___ Fragmento proporcionado ___

El libro está construido en tres tramos: la soledad, la comunión y la trascendencia. En cada uno el poeta abandona algo: primero la carne, luego el miedo, después su propio nombre. Al final no queda una voz, sino un eco; no una biografía, sino un soplo de existencia que podría pertenecerle a cualquiera de nosotros. En ese tránsito el escritor no busca a Dios: busca un interlocutor que soporte su silencio. Y lo encuentra, claro está, en el lector.
No hay impostura ni pose. Se nota que el hombre escribía porque era eso o dejar de respirar. De ahí la fuerza terapéutica de sus versos: no adornan, desinfectan. Uno no acaba Éter y crepúsculo con una sonrisa, sino con una calma terca, la de quien ha disparado todas sus balas y aún conserva la decencia de mirar al cielo.
No sé si este libro pasará a las antologías, y la verdad, me importa poco. No fue escrito para agradar ni para vender. Fue escrito —y se nota— para sobrevivir. Y eso ya lo convierte en una rareza en un tiempo de impostores con versos de saldo.

___ Registros de datos ___

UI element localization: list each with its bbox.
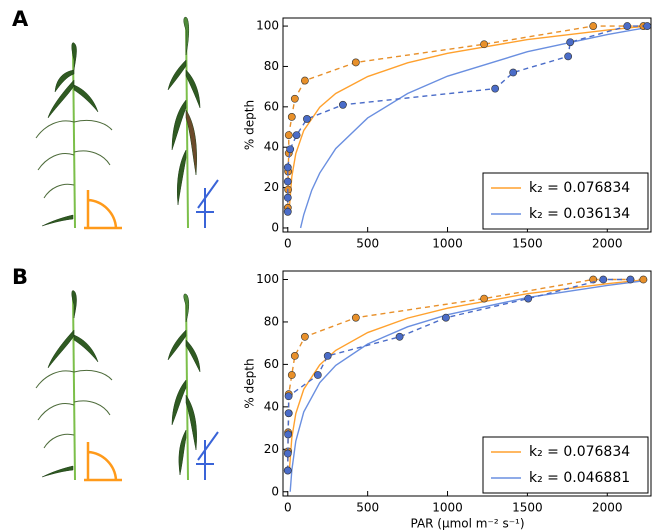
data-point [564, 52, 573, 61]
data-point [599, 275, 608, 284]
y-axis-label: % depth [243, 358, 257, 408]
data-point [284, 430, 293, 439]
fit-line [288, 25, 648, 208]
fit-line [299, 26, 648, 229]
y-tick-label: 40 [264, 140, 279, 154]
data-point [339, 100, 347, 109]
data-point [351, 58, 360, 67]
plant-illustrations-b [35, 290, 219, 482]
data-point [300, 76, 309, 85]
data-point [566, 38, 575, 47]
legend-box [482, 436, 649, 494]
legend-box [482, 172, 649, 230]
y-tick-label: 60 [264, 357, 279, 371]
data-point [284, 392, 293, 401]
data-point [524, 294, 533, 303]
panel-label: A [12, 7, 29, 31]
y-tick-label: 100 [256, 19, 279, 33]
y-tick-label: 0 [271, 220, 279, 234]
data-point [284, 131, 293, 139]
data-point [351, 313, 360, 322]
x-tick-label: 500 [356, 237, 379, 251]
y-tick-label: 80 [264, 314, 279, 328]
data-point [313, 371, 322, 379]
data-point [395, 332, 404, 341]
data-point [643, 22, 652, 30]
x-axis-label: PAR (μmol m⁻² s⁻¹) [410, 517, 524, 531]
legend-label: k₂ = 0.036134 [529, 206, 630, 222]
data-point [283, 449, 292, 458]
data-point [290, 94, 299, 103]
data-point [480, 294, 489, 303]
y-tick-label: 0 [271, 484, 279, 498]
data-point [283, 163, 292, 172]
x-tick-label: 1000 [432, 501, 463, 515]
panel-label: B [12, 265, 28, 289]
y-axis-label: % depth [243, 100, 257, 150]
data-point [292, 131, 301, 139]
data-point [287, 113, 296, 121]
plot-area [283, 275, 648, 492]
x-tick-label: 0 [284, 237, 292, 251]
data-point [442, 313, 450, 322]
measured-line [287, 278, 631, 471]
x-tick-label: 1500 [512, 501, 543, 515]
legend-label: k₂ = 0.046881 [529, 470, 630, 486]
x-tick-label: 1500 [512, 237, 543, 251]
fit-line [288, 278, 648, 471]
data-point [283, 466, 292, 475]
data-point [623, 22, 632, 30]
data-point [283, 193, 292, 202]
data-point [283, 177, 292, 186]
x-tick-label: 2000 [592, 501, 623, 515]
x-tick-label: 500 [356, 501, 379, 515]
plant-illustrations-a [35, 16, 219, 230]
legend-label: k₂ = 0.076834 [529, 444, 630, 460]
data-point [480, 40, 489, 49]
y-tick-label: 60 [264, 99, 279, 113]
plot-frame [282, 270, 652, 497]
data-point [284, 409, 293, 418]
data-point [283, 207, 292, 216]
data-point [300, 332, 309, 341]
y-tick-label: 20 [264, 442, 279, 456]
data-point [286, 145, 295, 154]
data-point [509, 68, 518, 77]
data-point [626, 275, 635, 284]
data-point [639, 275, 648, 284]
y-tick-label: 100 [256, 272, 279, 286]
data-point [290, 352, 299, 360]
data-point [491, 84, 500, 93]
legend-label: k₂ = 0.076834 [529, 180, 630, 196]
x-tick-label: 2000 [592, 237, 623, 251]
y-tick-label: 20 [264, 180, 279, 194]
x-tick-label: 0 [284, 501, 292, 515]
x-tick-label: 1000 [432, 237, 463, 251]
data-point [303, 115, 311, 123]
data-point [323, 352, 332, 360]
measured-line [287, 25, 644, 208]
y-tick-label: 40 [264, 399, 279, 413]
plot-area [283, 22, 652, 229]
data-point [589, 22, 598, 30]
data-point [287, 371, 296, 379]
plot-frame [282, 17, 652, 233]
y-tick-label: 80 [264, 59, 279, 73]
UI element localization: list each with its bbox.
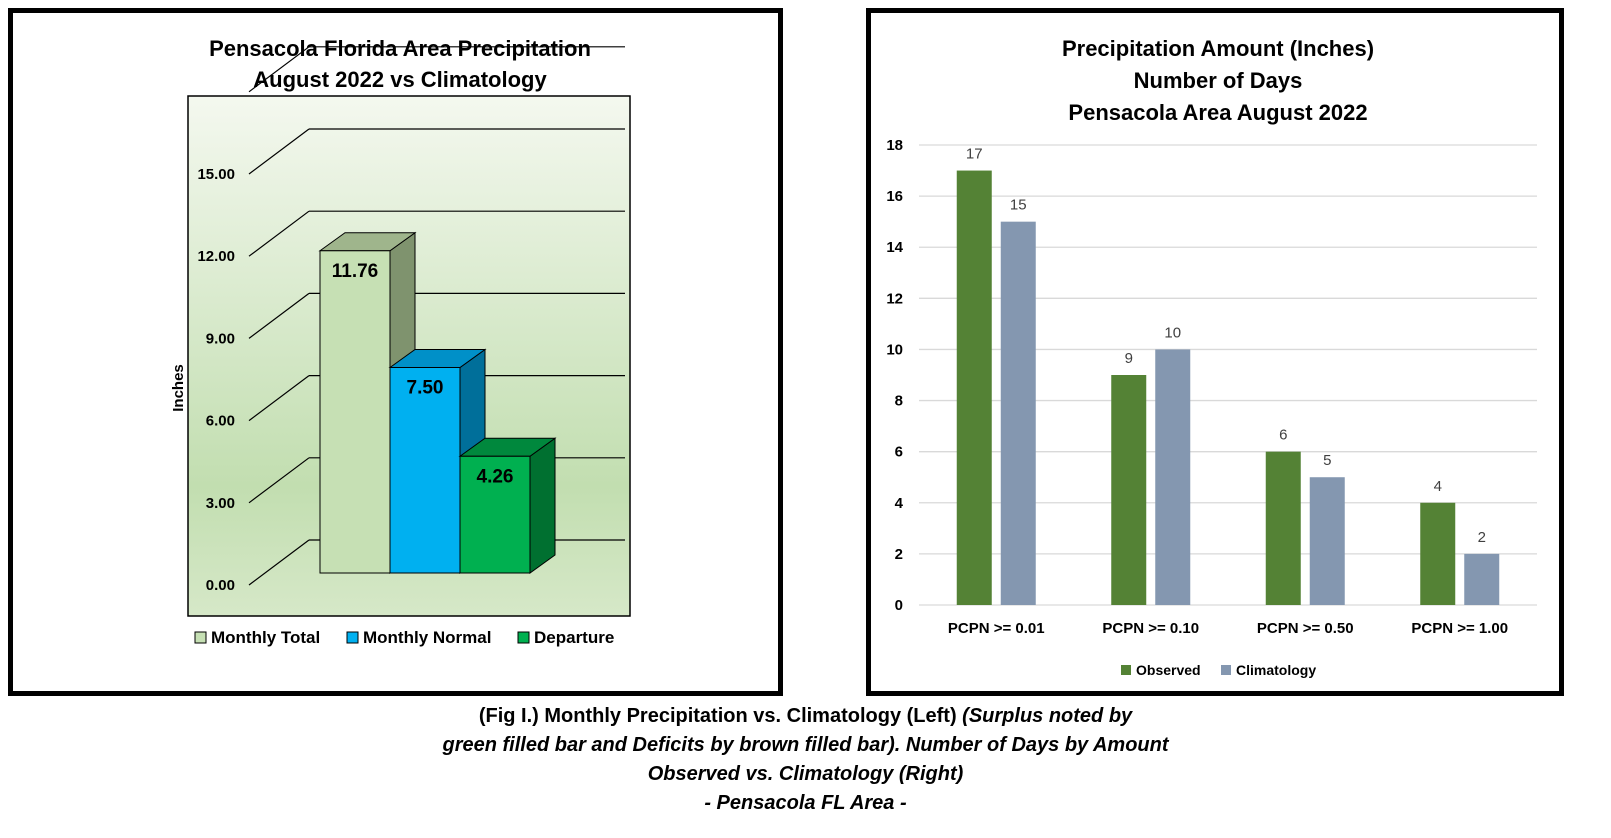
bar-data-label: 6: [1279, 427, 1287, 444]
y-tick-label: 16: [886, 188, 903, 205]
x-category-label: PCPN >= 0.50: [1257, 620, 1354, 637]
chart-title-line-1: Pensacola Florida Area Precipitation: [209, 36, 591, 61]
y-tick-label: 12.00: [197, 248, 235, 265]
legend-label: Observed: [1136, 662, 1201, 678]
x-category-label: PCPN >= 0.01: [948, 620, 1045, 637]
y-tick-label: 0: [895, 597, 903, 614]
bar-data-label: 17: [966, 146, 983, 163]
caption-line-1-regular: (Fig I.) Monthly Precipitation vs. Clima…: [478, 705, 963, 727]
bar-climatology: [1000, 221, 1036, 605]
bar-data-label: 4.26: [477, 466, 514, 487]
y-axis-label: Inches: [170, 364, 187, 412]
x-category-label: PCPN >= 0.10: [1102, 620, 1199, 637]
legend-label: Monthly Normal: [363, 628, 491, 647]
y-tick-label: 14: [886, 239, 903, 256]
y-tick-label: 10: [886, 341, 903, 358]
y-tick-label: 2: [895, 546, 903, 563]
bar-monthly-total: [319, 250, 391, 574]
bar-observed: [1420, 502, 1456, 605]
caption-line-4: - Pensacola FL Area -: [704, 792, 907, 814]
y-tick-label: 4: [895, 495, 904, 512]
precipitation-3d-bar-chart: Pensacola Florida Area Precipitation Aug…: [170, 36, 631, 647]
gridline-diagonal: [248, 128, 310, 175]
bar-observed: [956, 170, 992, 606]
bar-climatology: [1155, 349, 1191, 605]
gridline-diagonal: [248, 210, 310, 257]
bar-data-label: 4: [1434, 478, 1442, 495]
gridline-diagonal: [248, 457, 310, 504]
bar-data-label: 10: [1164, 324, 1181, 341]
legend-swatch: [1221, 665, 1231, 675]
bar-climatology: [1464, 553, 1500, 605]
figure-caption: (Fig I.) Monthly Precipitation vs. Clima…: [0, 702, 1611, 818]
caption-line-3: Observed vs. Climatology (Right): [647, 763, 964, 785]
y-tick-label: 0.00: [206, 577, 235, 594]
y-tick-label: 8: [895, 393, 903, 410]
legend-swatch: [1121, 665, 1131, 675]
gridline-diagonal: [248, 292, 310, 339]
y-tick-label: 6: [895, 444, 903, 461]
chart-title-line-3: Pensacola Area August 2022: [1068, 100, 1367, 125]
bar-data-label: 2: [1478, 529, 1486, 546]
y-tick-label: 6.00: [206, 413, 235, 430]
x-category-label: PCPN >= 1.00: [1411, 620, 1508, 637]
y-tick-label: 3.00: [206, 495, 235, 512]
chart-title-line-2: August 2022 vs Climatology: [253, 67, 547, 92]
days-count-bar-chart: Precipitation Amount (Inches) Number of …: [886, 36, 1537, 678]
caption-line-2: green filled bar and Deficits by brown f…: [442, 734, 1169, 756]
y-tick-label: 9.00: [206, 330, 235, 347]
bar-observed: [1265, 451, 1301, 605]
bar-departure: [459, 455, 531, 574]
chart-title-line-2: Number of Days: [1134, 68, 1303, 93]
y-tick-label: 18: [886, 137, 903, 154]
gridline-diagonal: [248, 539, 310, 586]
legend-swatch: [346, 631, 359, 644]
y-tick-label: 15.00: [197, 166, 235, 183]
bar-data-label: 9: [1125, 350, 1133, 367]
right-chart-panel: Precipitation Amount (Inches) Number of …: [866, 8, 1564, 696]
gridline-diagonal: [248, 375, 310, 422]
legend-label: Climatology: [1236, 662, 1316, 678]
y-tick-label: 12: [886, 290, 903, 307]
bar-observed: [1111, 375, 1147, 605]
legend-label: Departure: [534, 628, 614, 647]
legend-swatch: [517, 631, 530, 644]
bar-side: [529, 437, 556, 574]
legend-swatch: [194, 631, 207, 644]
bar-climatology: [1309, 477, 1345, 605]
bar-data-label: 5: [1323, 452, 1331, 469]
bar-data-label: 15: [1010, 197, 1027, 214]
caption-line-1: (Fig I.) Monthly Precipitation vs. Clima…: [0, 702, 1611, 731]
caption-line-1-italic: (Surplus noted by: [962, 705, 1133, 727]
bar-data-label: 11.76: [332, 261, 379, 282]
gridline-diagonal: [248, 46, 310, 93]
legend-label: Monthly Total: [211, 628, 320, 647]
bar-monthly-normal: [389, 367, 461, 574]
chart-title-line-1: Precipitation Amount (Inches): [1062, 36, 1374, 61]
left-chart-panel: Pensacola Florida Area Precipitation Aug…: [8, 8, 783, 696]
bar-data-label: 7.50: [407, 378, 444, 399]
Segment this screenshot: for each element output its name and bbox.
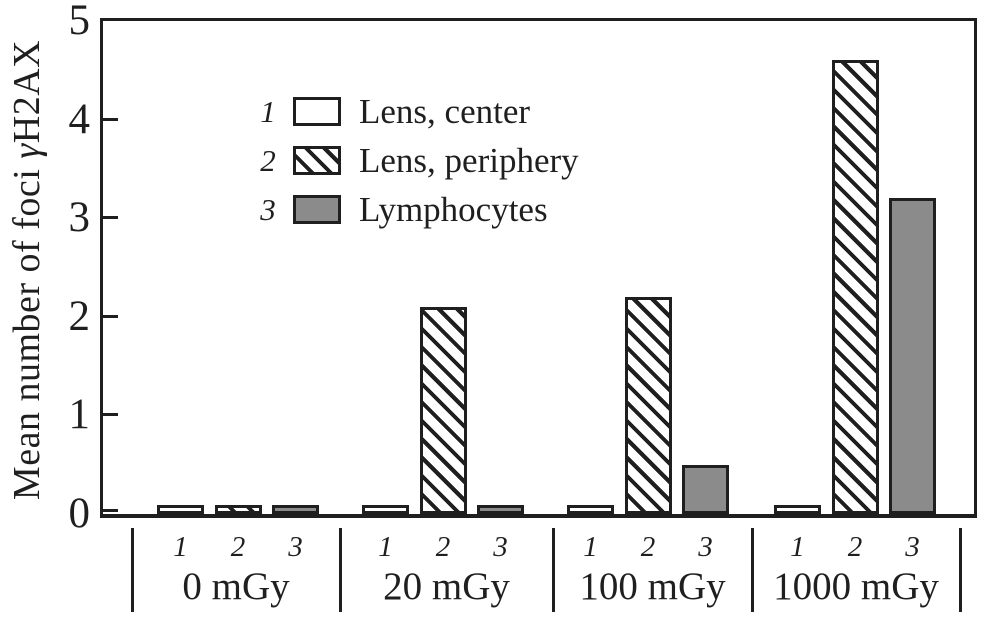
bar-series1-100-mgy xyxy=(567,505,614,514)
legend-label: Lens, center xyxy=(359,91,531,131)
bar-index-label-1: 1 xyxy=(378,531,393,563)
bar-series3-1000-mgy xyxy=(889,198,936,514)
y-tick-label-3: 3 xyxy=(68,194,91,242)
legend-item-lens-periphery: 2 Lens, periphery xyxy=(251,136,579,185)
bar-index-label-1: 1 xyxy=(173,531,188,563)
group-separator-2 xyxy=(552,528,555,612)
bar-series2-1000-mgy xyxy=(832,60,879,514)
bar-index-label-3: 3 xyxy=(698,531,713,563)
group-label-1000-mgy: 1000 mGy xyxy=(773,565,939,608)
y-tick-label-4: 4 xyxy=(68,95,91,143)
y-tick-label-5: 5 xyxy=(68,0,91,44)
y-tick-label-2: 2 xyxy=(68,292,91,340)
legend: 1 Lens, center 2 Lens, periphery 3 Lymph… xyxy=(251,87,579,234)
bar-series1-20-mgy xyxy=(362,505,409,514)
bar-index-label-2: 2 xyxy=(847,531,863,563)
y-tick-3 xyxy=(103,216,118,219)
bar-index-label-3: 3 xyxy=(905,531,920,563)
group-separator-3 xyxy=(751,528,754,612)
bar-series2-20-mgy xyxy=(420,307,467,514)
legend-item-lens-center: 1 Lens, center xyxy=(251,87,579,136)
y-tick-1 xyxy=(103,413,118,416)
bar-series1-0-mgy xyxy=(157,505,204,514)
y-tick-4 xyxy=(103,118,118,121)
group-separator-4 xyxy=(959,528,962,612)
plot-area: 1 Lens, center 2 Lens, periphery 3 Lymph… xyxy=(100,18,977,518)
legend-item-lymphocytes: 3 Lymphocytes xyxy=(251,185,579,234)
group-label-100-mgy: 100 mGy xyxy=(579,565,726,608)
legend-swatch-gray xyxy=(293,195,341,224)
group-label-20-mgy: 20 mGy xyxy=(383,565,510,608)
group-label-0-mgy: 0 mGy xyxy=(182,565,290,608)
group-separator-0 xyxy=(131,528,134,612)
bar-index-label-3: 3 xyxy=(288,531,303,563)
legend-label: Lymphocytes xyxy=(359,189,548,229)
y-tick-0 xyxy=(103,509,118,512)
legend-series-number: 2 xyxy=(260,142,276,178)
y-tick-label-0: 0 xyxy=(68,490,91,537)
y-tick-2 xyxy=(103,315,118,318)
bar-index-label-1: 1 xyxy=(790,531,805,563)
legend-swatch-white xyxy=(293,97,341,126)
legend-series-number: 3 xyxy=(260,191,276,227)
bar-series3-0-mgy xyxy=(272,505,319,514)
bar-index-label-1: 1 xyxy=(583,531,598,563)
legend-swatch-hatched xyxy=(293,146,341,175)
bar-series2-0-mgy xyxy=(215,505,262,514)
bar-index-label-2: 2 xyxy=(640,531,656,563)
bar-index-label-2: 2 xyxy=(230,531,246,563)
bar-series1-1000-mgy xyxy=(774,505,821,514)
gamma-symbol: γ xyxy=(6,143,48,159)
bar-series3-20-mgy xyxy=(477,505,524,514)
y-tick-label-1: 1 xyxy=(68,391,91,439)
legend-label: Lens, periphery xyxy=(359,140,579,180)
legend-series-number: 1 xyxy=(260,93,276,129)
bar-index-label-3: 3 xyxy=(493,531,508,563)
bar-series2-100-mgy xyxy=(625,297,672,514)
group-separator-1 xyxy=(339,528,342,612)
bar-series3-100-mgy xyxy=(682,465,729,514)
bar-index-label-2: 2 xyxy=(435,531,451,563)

___

#### Ejercicios:
• a. Responde sí o no sobre si cada afirmación coincide con la reseña. Acompaña cada respuesta con la cita literal que la decide: (i) el libro se divide en tres tramos; (ii) en su tránsito, el escritor busca a Dios; (iii) el libro fue escrito para vender.
• b. Cuenta cuántas líneas de los registros contienen la cadena "Precipitation". Responde solo con el número.

#### Respuestas en orden:
• a.
(i) Sí: "El libro está construido en tres tramos: la soledad, la comunión y la trascendencia."
(ii) No: "En ese tránsito el escritor no busca a Dios: busca un interlocutor que soporte su silencio."
(iii) No: "No fue escrito para agradar ni para vender."

• b. 9